*GOAL*:
Could you give the data below again, exactly and completely?

━━━ DATA ENTRIES ━━━

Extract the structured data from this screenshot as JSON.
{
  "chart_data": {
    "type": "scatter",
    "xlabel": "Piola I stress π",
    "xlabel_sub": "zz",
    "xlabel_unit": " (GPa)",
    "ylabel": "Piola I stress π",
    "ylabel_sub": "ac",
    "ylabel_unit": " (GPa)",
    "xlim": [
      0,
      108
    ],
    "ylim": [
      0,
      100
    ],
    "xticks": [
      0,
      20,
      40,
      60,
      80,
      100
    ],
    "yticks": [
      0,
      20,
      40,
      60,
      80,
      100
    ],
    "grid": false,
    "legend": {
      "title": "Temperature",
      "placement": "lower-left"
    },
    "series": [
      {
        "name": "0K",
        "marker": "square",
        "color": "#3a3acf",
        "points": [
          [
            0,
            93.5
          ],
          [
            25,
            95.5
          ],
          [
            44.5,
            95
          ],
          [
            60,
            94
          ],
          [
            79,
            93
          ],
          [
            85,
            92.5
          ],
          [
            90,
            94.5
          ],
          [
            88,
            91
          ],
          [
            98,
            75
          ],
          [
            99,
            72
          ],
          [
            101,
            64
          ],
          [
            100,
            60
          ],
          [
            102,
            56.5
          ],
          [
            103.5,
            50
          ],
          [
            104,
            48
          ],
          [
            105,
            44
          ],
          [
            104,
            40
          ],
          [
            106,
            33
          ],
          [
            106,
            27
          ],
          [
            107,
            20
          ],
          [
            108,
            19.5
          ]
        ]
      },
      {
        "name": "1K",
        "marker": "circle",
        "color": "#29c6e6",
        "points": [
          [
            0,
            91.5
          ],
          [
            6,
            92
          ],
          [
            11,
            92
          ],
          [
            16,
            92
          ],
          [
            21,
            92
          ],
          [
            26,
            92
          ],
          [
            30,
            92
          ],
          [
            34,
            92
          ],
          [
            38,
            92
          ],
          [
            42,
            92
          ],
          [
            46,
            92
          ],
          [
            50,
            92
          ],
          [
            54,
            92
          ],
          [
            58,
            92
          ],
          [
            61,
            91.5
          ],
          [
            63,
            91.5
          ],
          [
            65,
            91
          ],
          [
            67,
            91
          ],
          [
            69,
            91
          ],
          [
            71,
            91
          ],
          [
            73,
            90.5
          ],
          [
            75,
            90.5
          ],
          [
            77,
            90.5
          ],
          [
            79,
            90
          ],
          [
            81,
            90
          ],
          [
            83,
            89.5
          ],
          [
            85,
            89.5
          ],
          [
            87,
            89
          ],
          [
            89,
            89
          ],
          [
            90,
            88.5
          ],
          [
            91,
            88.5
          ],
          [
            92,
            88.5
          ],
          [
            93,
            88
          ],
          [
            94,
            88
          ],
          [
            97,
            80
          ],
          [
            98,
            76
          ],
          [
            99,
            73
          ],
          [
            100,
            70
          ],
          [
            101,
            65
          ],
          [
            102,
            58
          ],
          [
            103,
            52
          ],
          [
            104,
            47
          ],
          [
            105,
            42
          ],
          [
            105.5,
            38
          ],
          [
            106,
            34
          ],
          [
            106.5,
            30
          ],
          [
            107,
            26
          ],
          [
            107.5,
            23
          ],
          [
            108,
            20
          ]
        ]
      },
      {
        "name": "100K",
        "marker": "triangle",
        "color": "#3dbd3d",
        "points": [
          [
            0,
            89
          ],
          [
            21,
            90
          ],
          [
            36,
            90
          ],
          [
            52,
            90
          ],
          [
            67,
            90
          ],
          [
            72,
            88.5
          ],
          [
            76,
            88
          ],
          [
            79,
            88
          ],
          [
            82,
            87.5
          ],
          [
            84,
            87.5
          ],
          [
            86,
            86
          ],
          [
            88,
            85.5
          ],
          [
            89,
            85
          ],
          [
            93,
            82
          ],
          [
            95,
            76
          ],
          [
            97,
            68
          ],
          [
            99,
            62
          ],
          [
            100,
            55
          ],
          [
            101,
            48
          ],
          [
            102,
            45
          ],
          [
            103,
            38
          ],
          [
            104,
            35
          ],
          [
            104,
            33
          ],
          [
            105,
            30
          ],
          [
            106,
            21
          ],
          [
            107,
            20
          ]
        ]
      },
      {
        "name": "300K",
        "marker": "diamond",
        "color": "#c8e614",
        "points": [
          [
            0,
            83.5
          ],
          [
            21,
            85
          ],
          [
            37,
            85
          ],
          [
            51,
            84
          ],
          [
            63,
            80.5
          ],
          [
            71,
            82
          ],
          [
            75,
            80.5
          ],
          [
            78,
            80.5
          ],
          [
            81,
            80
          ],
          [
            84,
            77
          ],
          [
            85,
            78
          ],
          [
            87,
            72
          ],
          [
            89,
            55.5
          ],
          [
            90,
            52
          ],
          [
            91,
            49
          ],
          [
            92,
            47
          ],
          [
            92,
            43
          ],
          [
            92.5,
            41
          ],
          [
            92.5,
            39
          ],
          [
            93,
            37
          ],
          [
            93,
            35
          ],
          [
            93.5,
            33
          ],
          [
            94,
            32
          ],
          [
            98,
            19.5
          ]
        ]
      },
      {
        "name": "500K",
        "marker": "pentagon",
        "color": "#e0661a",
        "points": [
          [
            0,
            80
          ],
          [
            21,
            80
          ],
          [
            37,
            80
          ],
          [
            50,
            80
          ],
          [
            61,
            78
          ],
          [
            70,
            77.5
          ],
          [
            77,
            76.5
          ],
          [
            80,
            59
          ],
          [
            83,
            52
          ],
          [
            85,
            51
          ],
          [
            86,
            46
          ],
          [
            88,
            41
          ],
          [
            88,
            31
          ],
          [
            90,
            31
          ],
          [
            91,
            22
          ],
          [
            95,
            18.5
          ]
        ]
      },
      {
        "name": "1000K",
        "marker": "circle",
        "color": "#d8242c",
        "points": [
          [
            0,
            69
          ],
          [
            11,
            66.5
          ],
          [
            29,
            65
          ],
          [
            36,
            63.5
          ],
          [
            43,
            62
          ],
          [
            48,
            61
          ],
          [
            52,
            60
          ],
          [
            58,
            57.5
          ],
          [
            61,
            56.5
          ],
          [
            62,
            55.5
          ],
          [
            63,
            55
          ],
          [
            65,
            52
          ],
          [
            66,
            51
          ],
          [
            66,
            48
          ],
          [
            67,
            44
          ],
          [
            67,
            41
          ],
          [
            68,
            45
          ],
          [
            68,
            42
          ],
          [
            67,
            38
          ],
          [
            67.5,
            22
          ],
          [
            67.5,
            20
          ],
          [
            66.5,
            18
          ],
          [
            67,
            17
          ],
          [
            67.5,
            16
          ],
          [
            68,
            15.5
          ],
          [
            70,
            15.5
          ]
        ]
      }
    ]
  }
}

━━━

*EXERCISE RESPONSE*:
Extract the structured data from this screenshot as JSON.
{
  "chart_data": {
    "type": "scatter",
    "xlabel": "Piola I stress π",
    "xlabel_sub": "zz",
    "xlabel_unit": " (GPa)",
    "ylabel": "Piola I stress π",
    "ylabel_sub": "ac",
    "ylabel_unit": " (GPa)",
    "xlim": [
      0,
      108
    ],
    "ylim": [
      0,
      100
    ],
    "xticks": [
      0,
      20,
      40,
      60,
      80,
      100
    ],
    "yticks": [
      0,
      20,
      40,
      60,
      80,
      100
    ],
    "grid": false,
    "legend": {
      "title": "Temperature",
      "placement": "lower-left"
    },
    "series": [
      {
        "name": "0K",
        "marker": "square",
        "color": "#3a3acf",
        "points": [
          [
            0,
            93.5
          ],
          [
            25,
            95.5
          ],
          [
            44.5,
            95
          ],
          [
            60,
            94
          ],
          [
            79,
            93
          ],
          [
            85,
            92.5
          ],
          [
            90,
            94.5
          ],
          [
            88,
            91
          ],
          [
            98,
            75
          ],
          [
            99,
            72
          ],
          [
            101,
            64
          ],
          [
            100,
            60
          ],
          [
            102,
            56.5
          ],
          [
            103.5,
            50
          ],
          [
            104,
            48
          ],
          [
            105,
            44
          ],
          [
            104,
            40
          ],
          [
            106,
            33
          ],
          [
            106,
            27
          ],
          [
            107,
            20
          ],
          [
            108,
            19.5
          ]
        ]
      },
      {
        "name": "1K",
        "marker": "circle",
        "color": "#29c6e6",
        "points": [
          [
            0,
            91.5
          ],
          [
            6,
            92
          ],
          [
            11,
            92
          ],
          [
            16,
            92
          ],
          [
            21,
            92
          ],
          [
            26,
            92
          ],
          [
            30,
            92
          ],
          [
            34,
            92
          ],
          [
            38,
            92
          ],
          [
            42,
            92
          ],
          [
            46,
            92
          ],
          [
            50,
            92
          ],
          [
            54,
            92
          ],
          [
            58,
            92
          ],
          [
            61,
            91.5
          ],
          [
            63,
            91.5
          ],
          [
            65,
            91
          ],
          [
            67,
            91
          ],
          [
            69,
            91
          ],
          [
            71,
            91
          ],
          [
            73,
            90.5
          ],
          [
            75,
            90.5
          ],
          [
            77,
            90.5
          ],
          [
            79,
            90
          ],
          [
            81,
            90
          ],
          [
            83,
            89.5
          ],
          [
            85,
            89.5
          ],
          [
            87,
            89
          ],
          [
            89,
            89
          ],
          [
            90,
            88.5
          ],
          [
            91,
            88.5
          ],
          [
            92,
            88.5
          ],
          [
            93,
            88
          ],
          [
            94,
            88
          ],
          [
            97,
            80
          ],
          [
            98,
            76
          ],
          [
            99,
            73
          ],
          [
            100,
            70
          ],
          [
            101,
            65
          ],
          [
            102,
            58
          ],
          [
            103,
            52
          ],
          [
            104,
            47
          ],
          [
            105,
            42
          ],
          [
            105.5,
            38
          ],
          [
            106,
            34
          ],
          [
            106.5,
            30
          ],
          [
            107,
            26
          ],
          [
            107.5,
            23
          ],
          [
            108,
            20
          ]
        ]
      },
      {
        "name": "100K",
        "marker": "triangle",
        "color": "#3dbd3d",
        "points": [
          [
            0,
            89
          ],
          [
            21,
            90
          ],
          [
            36,
            90
          ],
          [
            52,
            90
          ],
          [
            67,
            90
          ],
          [
            72,
            88.5
          ],
          [
            76,
            88
          ],
          [
            79,
            88
          ],
          [
            82,
            87.5
          ],
          [
            84,
            87.5
          ],
          [
            86,
            86
          ],
          [
            88,
            85.5
          ],
          [
            89,
            85
          ],
          [
            93,
            82
          ],
          [
            95,
            76
          ],
          [
            97,
            68
          ],
          [
            99,
            62
          ],
          [
            100,
            55
          ],
          [
            101,
            48
          ],
          [
            102,
            45
          ],
          [
            103,
            38
          ],
          [
            104,
            35
          ],
          [
            104,
            33
          ],
          [
            105,
            30
          ],
          [
            106,
            21
          ],
          [
            107,
            20
          ]
        ]
      },
      {
        "name": "300K",
        "marker": "diamond",
        "color": "#c8e614",
        "points": [
          [
            0,
            83.5
          ],
          [
            21,
            85
          ],
          [
            37,
            85
          ],
          [
            51,
            84
          ],
          [
            63,
            80.5
          ],
          [
            71,
            82
          ],
          [
            75,
            80.5
          ],
          [
            78,
            80.5
          ],
          [
            81,
            80
          ],
          [
            84,
            77
          ],
          [
            85,
            78
          ],
          [
            87,
            72
          ],
          [
            89,
            55.5
          ],
          [
            90,
            52
          ],
          [
            91,
            49
          ],
          [
            92,
            47
          ],
          [
            92,
            43
          ],
          [
            92.5,
            41
          ],
          [
            92.5,
            39
          ],
          [
            93,
            37
          ],
          [
            93,
            35
          ],
          [
            93.5,
            33
          ],
          [
            94,
            32
          ],
          [
            98,
            19.5
          ]
        ]
      },
      {
        "name": "500K",
        "marker": "pentagon",
        "color": "#e0661a",
        "points": [
          [
            0,
            80
          ],
          [
            21,
            80
          ],
          [
            37,
            80
          ],
          [
            50,
            80
          ],
          [
            61,
            78
          ],
          [
            70,
            77.5
          ],
          [
            77,
            76.5
          ],
          [
            80,
            59
          ],
          [
            83,
            52
          ],
          [
            85,
            51
          ],
          [
            86,
            46
          ],
          [
            88,
            41
          ],
          [
            88,
            31
          ],
          [
            90,
            31
          ],
          [
            91,
            22
          ],
          [
            95,
            18.5
          ]
        ]
      },
      {
        "name": "1000K",
        "marker": "circle",
        "color": "#d8242c",
        "points": [
          [
            0,
            69
          ],
          [
            11,
            66.5
          ],
          [
            29,
            65
          ],
          [
            36,
            63.5
          ],
          [
            43,
            62
          ],
          [
            48,
            61
          ],
          [
            52,
            60
          ],
          [
            58,
            57.5
          ],
          [
            61,
            56.5
          ],
          [
            62,
            55.5
          ],
          [
            63,
            55
          ],
          [
            65,
            52
          ],
          [
            66,
            51
          ],
          [
            66,
            48
          ],
          [
            67,
            44
          ],
          [
            67,
            41
          ],
          [
            68,
            45
          ],
          [
            68,
            42
          ],
          [
            67,
            38
          ],
          [
            67.5,
            22
          ],
          [
            67.5,
            20
          ],
          [
            66.5,
            18
          ],
          [
            67,
            17
          ],
          [
            67.5,
            16
          ],
          [
            68,
            15.5
          ],
          [
            70,
            15.5
          ]
        ]
      }
    ]
  }
}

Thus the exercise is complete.